Problem details:
Give only the count of lines containing "eyedropper".

····················

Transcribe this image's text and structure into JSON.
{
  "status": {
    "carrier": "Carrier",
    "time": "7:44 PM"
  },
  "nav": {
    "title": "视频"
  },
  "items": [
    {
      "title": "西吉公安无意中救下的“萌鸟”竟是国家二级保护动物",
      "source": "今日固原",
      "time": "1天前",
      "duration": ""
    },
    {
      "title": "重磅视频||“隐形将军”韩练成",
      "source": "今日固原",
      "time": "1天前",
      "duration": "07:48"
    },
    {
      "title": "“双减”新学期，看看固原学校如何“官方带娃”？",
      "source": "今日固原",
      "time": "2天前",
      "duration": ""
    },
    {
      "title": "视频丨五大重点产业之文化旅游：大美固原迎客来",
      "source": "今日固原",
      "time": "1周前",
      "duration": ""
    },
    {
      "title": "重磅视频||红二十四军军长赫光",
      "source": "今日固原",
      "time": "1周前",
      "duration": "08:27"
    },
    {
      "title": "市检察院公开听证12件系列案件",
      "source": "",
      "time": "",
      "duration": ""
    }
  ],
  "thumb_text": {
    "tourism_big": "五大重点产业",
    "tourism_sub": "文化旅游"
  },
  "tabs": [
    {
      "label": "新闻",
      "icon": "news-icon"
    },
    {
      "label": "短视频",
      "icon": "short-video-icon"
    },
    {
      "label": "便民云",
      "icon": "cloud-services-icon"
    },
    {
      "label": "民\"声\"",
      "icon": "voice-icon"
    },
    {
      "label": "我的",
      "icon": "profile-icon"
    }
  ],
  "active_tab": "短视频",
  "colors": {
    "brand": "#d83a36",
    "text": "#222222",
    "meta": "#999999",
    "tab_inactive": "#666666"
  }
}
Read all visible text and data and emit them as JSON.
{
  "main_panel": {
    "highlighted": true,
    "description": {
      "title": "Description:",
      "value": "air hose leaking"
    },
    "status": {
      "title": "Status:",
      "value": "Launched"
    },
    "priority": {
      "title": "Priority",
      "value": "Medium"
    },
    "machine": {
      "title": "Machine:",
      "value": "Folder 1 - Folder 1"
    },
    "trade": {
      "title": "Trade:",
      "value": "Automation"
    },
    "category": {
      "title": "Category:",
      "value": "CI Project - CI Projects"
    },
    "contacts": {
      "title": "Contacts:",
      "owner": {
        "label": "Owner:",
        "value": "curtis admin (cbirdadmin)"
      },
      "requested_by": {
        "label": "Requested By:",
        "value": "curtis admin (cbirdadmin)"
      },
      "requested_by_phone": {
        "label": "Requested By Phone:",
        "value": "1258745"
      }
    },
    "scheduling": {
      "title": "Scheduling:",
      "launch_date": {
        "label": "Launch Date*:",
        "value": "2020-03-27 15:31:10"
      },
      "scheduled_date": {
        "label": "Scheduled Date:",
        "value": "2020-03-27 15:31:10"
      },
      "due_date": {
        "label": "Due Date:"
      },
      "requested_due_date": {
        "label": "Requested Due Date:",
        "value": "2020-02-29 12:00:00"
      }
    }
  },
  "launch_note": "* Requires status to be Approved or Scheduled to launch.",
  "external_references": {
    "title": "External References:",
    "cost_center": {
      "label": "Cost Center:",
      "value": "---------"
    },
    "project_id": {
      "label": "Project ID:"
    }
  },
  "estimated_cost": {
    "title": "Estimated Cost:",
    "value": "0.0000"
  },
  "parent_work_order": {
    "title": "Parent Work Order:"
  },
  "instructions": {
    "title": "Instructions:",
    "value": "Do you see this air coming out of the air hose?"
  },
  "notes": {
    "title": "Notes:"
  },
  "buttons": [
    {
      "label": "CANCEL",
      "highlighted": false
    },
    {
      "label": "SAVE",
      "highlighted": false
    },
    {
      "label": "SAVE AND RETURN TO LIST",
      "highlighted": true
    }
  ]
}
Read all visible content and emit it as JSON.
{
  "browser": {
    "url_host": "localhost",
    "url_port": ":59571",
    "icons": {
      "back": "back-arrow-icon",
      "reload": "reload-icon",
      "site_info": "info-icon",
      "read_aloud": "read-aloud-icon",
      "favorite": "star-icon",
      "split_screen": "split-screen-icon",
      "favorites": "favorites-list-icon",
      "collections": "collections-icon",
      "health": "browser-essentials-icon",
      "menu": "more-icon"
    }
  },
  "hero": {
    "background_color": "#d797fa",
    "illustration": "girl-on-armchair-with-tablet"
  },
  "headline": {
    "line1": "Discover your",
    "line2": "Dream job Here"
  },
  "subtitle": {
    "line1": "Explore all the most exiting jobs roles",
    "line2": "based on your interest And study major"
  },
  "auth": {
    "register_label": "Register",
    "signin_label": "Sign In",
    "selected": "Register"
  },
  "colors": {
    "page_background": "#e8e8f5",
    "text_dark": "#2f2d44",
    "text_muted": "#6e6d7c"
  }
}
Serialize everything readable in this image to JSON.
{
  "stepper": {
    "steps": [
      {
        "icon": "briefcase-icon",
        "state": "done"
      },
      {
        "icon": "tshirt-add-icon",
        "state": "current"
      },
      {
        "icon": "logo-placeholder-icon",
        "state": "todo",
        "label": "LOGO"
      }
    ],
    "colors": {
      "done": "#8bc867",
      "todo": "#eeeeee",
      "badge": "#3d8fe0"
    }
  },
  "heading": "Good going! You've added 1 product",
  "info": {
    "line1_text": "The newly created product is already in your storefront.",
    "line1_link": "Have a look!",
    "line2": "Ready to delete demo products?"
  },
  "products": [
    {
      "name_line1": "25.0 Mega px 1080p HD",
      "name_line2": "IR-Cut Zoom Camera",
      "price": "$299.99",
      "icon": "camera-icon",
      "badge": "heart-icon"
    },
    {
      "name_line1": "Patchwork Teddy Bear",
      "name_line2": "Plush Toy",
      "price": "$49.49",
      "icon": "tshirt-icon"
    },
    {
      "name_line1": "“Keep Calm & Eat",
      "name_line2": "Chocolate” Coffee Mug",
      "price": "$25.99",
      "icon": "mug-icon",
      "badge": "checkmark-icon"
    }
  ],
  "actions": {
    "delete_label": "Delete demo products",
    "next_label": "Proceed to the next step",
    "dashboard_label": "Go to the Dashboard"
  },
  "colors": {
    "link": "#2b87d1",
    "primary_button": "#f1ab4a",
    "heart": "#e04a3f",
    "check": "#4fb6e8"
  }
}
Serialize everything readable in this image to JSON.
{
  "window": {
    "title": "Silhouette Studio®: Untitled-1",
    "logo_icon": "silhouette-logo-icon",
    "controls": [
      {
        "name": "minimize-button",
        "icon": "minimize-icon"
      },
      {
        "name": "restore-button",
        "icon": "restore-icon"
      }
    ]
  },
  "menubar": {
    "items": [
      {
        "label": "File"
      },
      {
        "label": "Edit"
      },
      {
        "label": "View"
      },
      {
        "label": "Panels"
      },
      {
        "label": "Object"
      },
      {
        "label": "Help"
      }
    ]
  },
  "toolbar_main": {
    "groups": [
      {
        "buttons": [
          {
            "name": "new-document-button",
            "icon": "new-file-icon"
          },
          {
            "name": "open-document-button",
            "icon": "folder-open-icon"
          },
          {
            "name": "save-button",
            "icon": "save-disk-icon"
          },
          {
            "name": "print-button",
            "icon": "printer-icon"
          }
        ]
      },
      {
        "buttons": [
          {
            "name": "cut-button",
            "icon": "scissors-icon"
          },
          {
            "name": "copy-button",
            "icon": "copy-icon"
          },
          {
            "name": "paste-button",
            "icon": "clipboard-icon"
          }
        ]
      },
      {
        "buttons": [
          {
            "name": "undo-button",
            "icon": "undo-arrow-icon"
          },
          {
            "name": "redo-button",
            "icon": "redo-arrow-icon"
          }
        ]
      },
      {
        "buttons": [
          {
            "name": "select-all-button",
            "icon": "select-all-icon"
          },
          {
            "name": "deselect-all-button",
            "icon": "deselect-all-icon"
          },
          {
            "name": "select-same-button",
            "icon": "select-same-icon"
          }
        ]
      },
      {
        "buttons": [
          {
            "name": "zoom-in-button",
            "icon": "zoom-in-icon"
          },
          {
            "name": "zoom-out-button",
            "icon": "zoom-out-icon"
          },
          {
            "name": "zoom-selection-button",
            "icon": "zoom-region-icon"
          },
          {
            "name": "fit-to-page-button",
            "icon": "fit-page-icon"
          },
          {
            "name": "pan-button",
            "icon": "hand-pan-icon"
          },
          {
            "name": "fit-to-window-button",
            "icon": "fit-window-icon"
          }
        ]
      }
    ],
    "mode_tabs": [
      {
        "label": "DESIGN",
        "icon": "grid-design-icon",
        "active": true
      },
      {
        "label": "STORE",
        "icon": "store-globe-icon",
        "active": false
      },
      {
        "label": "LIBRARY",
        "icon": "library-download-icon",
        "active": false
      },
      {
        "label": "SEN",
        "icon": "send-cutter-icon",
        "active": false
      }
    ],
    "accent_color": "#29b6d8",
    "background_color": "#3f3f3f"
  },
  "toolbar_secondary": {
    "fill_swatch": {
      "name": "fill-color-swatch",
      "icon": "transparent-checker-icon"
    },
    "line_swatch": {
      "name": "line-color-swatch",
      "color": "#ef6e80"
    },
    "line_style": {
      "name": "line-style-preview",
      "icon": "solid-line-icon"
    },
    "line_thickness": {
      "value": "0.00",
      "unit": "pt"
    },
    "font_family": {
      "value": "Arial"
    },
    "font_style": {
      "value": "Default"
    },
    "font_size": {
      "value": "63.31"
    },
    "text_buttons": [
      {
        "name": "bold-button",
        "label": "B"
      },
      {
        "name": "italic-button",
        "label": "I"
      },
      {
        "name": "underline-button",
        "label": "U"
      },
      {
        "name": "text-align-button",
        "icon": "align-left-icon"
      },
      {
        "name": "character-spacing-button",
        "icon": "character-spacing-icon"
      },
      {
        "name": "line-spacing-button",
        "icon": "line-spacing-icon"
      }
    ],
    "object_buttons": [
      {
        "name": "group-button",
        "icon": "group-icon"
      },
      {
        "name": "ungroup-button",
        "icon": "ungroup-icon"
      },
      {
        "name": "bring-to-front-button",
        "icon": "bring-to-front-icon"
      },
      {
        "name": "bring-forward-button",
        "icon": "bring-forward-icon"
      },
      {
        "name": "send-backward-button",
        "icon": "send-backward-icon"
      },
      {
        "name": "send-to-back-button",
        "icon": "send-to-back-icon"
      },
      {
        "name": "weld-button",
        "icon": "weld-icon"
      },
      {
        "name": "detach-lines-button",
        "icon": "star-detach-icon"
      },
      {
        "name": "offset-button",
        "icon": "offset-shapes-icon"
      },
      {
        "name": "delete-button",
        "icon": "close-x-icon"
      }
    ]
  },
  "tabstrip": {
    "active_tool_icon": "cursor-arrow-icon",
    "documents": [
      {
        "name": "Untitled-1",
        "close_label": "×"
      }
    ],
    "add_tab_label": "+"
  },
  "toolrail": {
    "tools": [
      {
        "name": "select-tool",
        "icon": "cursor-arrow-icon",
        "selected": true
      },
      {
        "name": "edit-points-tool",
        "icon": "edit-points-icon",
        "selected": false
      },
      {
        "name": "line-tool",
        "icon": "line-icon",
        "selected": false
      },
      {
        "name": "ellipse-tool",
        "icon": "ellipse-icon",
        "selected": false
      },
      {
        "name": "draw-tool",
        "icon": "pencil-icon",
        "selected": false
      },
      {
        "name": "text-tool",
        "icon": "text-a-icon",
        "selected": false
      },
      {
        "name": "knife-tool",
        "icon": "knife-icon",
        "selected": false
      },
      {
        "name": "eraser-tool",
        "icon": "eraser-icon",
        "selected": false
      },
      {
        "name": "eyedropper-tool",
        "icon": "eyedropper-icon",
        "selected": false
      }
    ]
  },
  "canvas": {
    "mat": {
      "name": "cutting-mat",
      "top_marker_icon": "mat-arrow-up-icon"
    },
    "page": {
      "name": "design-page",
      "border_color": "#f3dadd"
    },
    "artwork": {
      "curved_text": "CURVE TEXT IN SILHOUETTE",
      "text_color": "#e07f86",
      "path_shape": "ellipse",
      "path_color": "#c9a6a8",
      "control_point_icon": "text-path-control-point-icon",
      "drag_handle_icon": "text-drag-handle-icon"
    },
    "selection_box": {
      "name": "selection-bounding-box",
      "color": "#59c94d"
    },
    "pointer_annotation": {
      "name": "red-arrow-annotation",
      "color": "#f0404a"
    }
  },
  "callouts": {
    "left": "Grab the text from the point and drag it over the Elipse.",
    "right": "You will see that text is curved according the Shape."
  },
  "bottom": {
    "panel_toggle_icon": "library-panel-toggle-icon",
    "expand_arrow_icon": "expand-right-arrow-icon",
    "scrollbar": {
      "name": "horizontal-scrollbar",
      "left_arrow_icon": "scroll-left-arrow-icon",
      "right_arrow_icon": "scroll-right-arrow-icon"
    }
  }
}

····················

Answer to this problem:
2